Yves Provencher/Métro

MONTRÉAL — Les gouvernements du Canada et du Québec comptent investir conjointement 57,5 millions $ sur cinq ans pour la conservation et la mise en valeur du fleuve Saint-Laurent.

Ce partenariat permettra la réalisation de 38 projets conjoints s’articulant autour de trois enjeux prioritaires: protéger la biodiversité du Saint-Laurent, assurer la pérennité de ses usages et assurer la qualité de son eau. Ces investissements s’inscrivent dans le cadre de la nouvelle programmation 2016-2021 de l’Entente Canada-Québec sur le Saint-Laurent, également appelée «Plan d’action Saint-Laurent 2011-2026».

Onze ministères et organismes du gouvernement fédéral ainsi que neuf ministères et organismes du gouvernement du Québec consacreront respectivement 35,2 millions $ et 22,3 millions $ au cours des cinq prochaines années à la réalisation de mesures prévues dans le Plan d’action Saint-Laurent, indique-t-on dans un communiqué conjoint.

Les deux ordres de gouvernement confirment la prolongation des programmes «Suivi de l’état du Saint-Laurent» et «Prévision numérique environnementale», tout comme d’ailleurs le programme «Interactions communautaires», qui appuie la réalisation de projets locaux. Ce programme est reconduit à hauteur de 4,92 millions $ pour la période comprise entre 2016 et 2021.

L’annonce a été faite lundi à Montréal par la ministre d’Environnement et Changement climatique Canada, Catherine McKenna, et le ministre du Développement durable, de l’Environnement et de la Lutte contre les changements climatiques du Québec, David Heurtel.

Le Plan d’action Saint-Laurent a été lancé en 1988 par les gouvernements du Canada et du Québec, avec divers collaborateurs, pour «conserver, restaurer, protéger et mettre en valeur» le fleuve. Depuis cette date, quatre ententes quinquennales sont venues renouveler le plan d’action.

Lundi, la ministre McKenna a fait valoir que le temps était venu de concrétiser les acquis de la recherche scientifique.

«Les projets maintenant, je pense qu’on va d’une phase où on a fait beaucoup de recherche, mais c’est maintenant le temps de mettre en action ce qu’on a trouvé et de faire des projets qui sont vraiment concrets.»

Selon le ministre québécois David Heurtel, il est important de documenter les changements qui se produisent dans le Saint-Laurent et de partager les connaissances pour assurer son avenir.

«On a besoin de bien suivre les niveaux du fleuve et donc les impacts des changements climatiques sur le niveau. Ce qui fait en sorte que pour la planification des infrastructures de prise d’eau potable, ça va être important parce qu’on ne veut pas se retrouver dans une situation où les prises d’eau sont plus élevées que le niveau du Saint-Laurent», a-t-il offert en exemple.
***
Transcrivez mot pour mot tout le passage de l'article sur le fleuve Saint-Laurent, depuis « Selon le ministre » jusqu'à « assurer son avenir. ». Les données proviennent d'une autre source que l'article.
***
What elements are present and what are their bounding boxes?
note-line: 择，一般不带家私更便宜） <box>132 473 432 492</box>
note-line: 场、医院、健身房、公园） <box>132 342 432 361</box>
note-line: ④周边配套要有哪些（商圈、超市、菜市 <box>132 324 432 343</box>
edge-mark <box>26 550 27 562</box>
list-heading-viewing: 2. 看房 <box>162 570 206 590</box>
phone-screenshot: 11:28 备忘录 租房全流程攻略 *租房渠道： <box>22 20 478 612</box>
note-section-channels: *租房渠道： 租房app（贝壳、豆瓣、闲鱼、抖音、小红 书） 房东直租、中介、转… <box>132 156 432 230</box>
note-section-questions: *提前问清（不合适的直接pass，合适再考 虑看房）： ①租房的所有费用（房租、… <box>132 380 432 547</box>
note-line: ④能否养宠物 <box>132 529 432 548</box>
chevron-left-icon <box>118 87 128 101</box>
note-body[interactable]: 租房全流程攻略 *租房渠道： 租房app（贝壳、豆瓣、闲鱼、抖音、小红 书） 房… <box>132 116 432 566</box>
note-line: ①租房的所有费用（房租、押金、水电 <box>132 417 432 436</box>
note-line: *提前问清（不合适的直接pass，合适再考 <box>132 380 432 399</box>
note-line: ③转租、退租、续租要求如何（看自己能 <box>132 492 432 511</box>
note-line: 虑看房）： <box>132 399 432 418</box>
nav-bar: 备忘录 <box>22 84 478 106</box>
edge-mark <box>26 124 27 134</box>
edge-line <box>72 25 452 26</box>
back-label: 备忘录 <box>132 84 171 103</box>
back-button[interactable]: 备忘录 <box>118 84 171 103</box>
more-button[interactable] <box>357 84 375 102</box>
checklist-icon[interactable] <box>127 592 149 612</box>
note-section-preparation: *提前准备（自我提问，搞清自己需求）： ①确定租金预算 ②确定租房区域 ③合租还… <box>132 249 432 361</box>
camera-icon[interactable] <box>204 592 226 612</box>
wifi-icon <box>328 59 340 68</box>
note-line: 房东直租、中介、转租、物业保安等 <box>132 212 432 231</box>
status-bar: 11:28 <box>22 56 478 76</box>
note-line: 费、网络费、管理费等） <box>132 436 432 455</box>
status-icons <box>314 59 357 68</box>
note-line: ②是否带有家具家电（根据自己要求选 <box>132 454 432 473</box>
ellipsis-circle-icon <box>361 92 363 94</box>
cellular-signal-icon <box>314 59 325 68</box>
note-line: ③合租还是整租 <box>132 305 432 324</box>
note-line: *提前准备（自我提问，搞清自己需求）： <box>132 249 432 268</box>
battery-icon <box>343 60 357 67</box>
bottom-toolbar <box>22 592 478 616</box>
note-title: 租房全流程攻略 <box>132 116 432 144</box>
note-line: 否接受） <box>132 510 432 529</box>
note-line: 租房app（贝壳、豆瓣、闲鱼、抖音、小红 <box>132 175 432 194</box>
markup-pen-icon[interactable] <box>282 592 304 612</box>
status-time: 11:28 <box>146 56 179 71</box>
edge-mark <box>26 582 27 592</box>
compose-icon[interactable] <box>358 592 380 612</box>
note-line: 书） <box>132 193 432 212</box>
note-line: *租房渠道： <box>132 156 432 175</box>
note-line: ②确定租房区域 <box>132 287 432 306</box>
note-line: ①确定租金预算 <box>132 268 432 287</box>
***
◆ Résultat de l'exercice
Selon le ministre québécois David Heurtel, il est important de documenter les changements qui se produisent dans le Saint-Laurent et de partager les connaissances pour assurer son avenir.